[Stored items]
──────────

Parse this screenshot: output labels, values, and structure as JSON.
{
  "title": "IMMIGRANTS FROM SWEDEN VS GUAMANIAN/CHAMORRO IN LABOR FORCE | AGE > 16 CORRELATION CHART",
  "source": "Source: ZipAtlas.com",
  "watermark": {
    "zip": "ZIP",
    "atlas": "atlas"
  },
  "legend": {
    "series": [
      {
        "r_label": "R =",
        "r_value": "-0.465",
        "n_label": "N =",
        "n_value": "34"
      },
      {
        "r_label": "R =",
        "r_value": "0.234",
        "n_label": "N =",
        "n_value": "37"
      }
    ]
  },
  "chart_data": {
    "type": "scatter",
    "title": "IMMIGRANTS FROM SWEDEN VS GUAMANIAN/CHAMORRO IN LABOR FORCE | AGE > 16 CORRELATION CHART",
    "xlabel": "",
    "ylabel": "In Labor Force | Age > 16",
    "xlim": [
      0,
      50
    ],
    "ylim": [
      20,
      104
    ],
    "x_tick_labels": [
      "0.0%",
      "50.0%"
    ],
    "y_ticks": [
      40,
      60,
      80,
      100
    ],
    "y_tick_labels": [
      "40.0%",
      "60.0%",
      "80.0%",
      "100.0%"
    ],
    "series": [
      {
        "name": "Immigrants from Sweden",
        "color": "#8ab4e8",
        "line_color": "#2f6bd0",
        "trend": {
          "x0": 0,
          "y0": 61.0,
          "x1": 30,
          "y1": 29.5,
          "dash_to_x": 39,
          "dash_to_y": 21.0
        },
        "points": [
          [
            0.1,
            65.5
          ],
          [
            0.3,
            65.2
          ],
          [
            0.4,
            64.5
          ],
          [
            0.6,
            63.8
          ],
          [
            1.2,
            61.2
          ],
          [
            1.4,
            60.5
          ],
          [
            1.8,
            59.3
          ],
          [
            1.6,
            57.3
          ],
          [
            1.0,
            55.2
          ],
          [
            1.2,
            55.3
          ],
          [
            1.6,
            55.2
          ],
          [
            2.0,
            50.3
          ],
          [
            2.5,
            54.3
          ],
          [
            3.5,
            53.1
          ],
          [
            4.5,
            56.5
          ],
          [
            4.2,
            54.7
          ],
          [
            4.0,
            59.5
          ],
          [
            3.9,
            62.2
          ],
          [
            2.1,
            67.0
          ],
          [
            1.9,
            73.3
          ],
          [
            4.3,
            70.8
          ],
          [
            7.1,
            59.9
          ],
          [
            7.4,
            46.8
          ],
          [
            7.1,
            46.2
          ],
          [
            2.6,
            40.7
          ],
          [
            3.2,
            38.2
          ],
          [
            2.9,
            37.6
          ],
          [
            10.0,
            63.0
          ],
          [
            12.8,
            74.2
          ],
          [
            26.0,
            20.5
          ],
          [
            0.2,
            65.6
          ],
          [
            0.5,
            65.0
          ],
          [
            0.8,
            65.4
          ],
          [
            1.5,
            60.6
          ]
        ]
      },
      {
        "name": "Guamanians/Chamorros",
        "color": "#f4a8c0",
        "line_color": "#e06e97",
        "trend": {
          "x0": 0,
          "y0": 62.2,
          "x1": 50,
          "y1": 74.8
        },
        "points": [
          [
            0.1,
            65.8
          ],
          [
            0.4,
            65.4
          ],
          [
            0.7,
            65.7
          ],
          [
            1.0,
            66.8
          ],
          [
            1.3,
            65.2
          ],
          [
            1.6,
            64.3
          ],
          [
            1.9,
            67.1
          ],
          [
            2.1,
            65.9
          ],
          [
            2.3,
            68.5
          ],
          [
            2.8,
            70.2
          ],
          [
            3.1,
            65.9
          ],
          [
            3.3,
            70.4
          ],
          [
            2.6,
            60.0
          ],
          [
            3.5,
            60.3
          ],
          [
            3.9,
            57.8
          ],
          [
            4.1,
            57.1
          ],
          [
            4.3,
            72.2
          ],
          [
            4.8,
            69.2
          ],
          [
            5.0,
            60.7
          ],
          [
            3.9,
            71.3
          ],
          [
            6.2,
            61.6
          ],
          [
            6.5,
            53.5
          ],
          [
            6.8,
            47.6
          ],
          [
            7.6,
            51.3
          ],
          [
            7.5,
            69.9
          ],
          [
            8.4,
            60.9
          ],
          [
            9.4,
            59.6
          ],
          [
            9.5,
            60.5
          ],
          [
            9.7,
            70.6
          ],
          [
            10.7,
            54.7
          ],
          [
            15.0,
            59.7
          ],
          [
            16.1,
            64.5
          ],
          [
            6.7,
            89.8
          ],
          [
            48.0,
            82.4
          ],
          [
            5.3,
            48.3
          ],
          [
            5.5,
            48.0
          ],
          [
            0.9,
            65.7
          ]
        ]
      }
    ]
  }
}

──────────

> **Problem details**
Output the whole listing above again, word for word.

> **Task output**
Parse this screenshot: output labels, values, and structure as JSON.
{
  "title": "IMMIGRANTS FROM SWEDEN VS GUAMANIAN/CHAMORRO IN LABOR FORCE | AGE > 16 CORRELATION CHART",
  "source": "Source: ZipAtlas.com",
  "watermark": {
    "zip": "ZIP",
    "atlas": "atlas"
  },
  "legend": {
    "series": [
      {
        "r_label": "R =",
        "r_value": "-0.465",
        "n_label": "N =",
        "n_value": "34"
      },
      {
        "r_label": "R =",
        "r_value": "0.234",
        "n_label": "N =",
        "n_value": "37"
      }
    ]
  },
  "chart_data": {
    "type": "scatter",
    "title": "IMMIGRANTS FROM SWEDEN VS GUAMANIAN/CHAMORRO IN LABOR FORCE | AGE > 16 CORRELATION CHART",
    "xlabel": "",
    "ylabel": "In Labor Force | Age > 16",
    "xlim": [
      0,
      50
    ],
    "ylim": [
      20,
      104
    ],
    "x_tick_labels": [
      "0.0%",
      "50.0%"
    ],
    "y_ticks": [
      40,
      60,
      80,
      100
    ],
    "y_tick_labels": [
      "40.0%",
      "60.0%",
      "80.0%",
      "100.0%"
    ],
    "series": [
      {
        "name": "Immigrants from Sweden",
        "color": "#8ab4e8",
        "line_color": "#2f6bd0",
        "trend": {
          "x0": 0,
          "y0": 61.0,
          "x1": 30,
          "y1": 29.5,
          "dash_to_x": 39,
          "dash_to_y": 21.0
        },
        "points": [
          [
            0.1,
            65.5
          ],
          [
            0.3,
            65.2
          ],
          [
            0.4,
            64.5
          ],
          [
            0.6,
            63.8
          ],
          [
            1.2,
            61.2
          ],
          [
            1.4,
            60.5
          ],
          [
            1.8,
            59.3
          ],
          [
            1.6,
            57.3
          ],
          [
            1.0,
            55.2
          ],
          [
            1.2,
            55.3
          ],
          [
            1.6,
            55.2
          ],
          [
            2.0,
            50.3
          ],
          [
            2.5,
            54.3
          ],
          [
            3.5,
            53.1
          ],
          [
            4.5,
            56.5
          ],
          [
            4.2,
            54.7
          ],
          [
            4.0,
            59.5
          ],
          [
            3.9,
            62.2
          ],
          [
            2.1,
            67.0
          ],
          [
            1.9,
            73.3
          ],
          [
            4.3,
            70.8
          ],
          [
            7.1,
            59.9
          ],
          [
            7.4,
            46.8
          ],
          [
            7.1,
            46.2
          ],
          [
            2.6,
            40.7
          ],
          [
            3.2,
            38.2
          ],
          [
            2.9,
            37.6
          ],
          [
            10.0,
            63.0
          ],
          [
            12.8,
            74.2
          ],
          [
            26.0,
            20.5
          ],
          [
            0.2,
            65.6
          ],
          [
            0.5,
            65.0
          ],
          [
            0.8,
            65.4
          ],
          [
            1.5,
            60.6
          ]
        ]
      },
      {
        "name": "Guamanians/Chamorros",
        "color": "#f4a8c0",
        "line_color": "#e06e97",
        "trend": {
          "x0": 0,
          "y0": 62.2,
          "x1": 50,
          "y1": 74.8
        },
        "points": [
          [
            0.1,
            65.8
          ],
          [
            0.4,
            65.4
          ],
          [
            0.7,
            65.7
          ],
          [
            1.0,
            66.8
          ],
          [
            1.3,
            65.2
          ],
          [
            1.6,
            64.3
          ],
          [
            1.9,
            67.1
          ],
          [
            2.1,
            65.9
          ],
          [
            2.3,
            68.5
          ],
          [
            2.8,
            70.2
          ],
          [
            3.1,
            65.9
          ],
          [
            3.3,
            70.4
          ],
          [
            2.6,
            60.0
          ],
          [
            3.5,
            60.3
          ],
          [
            3.9,
            57.8
          ],
          [
            4.1,
            57.1
          ],
          [
            4.3,
            72.2
          ],
          [
            4.8,
            69.2
          ],
          [
            5.0,
            60.7
          ],
          [
            3.9,
            71.3
          ],
          [
            6.2,
            61.6
          ],
          [
            6.5,
            53.5
          ],
          [
            6.8,
            47.6
          ],
          [
            7.6,
            51.3
          ],
          [
            7.5,
            69.9
          ],
          [
            8.4,
            60.9
          ],
          [
            9.4,
            59.6
          ],
          [
            9.5,
            60.5
          ],
          [
            9.7,
            70.6
          ],
          [
            10.7,
            54.7
          ],
          [
            15.0,
            59.7
          ],
          [
            16.1,
            64.5
          ],
          [
            6.7,
            89.8
          ],
          [
            48.0,
            82.4
          ],
          [
            5.3,
            48.3
          ],
          [
            5.5,
            48.0
          ],
          [
            0.9,
            65.7
          ]
        ]
      }
    ]
  }
}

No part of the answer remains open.